Data rows:

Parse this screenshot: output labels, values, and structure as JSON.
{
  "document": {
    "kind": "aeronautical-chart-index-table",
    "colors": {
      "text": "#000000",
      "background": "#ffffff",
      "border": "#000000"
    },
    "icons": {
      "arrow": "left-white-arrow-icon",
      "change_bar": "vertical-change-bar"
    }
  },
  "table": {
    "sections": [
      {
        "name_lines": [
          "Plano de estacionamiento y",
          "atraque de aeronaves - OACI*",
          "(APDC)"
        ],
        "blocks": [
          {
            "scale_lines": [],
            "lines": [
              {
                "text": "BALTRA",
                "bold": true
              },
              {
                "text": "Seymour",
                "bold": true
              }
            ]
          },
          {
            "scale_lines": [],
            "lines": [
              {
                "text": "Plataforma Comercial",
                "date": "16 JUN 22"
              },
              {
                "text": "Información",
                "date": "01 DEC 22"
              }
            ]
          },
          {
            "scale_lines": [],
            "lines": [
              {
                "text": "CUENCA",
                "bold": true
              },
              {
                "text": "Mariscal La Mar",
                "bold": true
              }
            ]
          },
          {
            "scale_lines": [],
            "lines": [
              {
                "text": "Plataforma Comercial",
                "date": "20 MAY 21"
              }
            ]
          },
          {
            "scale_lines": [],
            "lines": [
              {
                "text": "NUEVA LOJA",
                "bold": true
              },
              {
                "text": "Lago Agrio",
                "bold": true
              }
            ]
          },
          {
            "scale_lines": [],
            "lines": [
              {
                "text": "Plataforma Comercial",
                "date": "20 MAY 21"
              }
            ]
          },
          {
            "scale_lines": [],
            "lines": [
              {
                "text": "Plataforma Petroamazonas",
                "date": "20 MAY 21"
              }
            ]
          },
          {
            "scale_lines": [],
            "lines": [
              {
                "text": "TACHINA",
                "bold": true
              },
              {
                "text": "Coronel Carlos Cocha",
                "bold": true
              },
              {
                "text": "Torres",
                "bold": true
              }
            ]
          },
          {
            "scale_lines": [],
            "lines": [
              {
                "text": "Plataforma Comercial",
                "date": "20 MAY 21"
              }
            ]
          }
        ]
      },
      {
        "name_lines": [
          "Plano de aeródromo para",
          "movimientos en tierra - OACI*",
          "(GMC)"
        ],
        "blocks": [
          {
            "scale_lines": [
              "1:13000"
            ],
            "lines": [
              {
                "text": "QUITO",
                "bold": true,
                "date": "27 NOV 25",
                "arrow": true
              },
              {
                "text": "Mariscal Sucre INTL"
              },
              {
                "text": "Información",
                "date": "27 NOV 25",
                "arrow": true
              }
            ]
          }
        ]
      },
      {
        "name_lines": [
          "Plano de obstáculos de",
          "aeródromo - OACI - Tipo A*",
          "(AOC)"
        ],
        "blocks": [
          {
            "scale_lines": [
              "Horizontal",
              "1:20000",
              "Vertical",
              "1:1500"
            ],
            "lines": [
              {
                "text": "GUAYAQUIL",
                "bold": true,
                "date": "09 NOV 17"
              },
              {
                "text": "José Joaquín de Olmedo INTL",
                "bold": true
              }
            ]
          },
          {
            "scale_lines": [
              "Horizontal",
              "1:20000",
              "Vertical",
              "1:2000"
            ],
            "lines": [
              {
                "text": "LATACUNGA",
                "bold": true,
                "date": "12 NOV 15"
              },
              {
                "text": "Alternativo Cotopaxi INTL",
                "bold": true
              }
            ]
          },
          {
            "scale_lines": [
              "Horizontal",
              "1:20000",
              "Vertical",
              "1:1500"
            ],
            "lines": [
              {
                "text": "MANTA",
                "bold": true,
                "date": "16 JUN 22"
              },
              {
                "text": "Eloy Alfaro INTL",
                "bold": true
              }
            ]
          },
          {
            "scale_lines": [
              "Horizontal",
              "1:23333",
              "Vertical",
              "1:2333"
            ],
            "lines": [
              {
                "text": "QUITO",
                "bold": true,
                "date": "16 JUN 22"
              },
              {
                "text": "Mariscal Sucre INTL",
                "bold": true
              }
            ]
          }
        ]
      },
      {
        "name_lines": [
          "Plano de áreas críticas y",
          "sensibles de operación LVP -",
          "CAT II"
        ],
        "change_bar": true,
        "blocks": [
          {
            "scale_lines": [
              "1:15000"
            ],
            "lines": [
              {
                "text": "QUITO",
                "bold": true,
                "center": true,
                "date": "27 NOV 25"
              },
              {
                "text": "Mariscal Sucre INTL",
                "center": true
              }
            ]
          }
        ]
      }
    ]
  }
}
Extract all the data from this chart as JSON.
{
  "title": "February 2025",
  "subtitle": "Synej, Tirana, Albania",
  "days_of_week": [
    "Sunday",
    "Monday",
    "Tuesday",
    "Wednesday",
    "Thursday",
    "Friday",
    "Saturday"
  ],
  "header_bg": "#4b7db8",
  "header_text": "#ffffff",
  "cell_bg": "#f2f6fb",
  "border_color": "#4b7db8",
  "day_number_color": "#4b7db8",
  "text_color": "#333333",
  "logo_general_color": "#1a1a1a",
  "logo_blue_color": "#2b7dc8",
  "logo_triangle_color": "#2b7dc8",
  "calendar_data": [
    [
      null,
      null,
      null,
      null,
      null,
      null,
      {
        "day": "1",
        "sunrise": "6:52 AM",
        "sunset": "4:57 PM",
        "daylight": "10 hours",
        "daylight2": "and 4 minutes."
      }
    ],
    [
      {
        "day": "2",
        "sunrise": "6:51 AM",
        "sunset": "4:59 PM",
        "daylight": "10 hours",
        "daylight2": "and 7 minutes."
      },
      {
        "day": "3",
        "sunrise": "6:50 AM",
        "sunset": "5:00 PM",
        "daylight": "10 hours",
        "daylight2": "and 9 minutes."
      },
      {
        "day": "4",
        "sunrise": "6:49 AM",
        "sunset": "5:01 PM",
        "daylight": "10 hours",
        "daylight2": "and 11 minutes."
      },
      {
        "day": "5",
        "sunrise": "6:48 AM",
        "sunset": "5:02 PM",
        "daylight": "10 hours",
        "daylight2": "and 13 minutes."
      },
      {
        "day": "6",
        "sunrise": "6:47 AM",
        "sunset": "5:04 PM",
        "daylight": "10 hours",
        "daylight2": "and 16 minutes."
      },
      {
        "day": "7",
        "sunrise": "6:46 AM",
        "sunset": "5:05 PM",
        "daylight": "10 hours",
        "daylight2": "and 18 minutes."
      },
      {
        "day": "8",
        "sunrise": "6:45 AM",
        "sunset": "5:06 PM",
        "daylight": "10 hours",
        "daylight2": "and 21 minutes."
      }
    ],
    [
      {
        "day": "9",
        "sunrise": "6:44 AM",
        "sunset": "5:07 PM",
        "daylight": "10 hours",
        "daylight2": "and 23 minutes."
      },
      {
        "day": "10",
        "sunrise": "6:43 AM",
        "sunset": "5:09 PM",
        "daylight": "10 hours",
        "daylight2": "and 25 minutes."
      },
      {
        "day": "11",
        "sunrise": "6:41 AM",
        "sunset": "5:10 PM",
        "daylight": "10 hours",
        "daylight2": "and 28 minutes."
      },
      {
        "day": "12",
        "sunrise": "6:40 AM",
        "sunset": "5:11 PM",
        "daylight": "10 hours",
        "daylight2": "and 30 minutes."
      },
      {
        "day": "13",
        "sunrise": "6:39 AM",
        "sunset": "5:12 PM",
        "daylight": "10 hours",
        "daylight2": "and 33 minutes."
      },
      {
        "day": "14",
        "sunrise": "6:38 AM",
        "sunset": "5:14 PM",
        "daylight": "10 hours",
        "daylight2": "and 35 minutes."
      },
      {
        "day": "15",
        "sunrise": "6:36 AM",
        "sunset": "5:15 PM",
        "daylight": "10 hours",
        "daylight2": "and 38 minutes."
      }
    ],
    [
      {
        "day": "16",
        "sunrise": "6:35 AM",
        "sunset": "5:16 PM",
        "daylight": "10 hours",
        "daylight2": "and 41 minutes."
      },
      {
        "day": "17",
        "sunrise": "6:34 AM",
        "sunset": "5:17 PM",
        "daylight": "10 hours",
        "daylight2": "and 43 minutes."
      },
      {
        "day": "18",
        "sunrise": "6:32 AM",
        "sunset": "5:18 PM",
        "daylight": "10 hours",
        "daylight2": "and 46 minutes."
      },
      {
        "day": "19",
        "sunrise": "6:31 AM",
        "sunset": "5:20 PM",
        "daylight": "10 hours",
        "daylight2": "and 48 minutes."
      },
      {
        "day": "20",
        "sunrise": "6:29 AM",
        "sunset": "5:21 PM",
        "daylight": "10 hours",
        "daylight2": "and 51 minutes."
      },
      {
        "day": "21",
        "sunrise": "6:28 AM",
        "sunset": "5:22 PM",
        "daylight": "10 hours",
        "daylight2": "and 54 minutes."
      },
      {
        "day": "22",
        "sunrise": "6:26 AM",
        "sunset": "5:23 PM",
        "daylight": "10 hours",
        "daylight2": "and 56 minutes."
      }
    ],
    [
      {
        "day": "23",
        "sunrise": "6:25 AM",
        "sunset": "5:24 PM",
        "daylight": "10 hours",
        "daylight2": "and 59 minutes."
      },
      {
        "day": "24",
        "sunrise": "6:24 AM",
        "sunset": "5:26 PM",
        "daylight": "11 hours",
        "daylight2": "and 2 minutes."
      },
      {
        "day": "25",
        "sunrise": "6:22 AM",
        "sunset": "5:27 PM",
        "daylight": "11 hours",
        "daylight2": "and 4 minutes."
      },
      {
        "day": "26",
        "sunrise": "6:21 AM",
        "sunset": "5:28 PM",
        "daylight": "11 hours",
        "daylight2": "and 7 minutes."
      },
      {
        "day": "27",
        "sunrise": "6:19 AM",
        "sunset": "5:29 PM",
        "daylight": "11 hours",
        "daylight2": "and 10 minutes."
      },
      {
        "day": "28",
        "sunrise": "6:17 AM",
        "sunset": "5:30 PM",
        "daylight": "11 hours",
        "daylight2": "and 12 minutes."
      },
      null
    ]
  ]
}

Requirements: Find every line containing the word "JSON", then give the total and nothing more.

Full answer: 2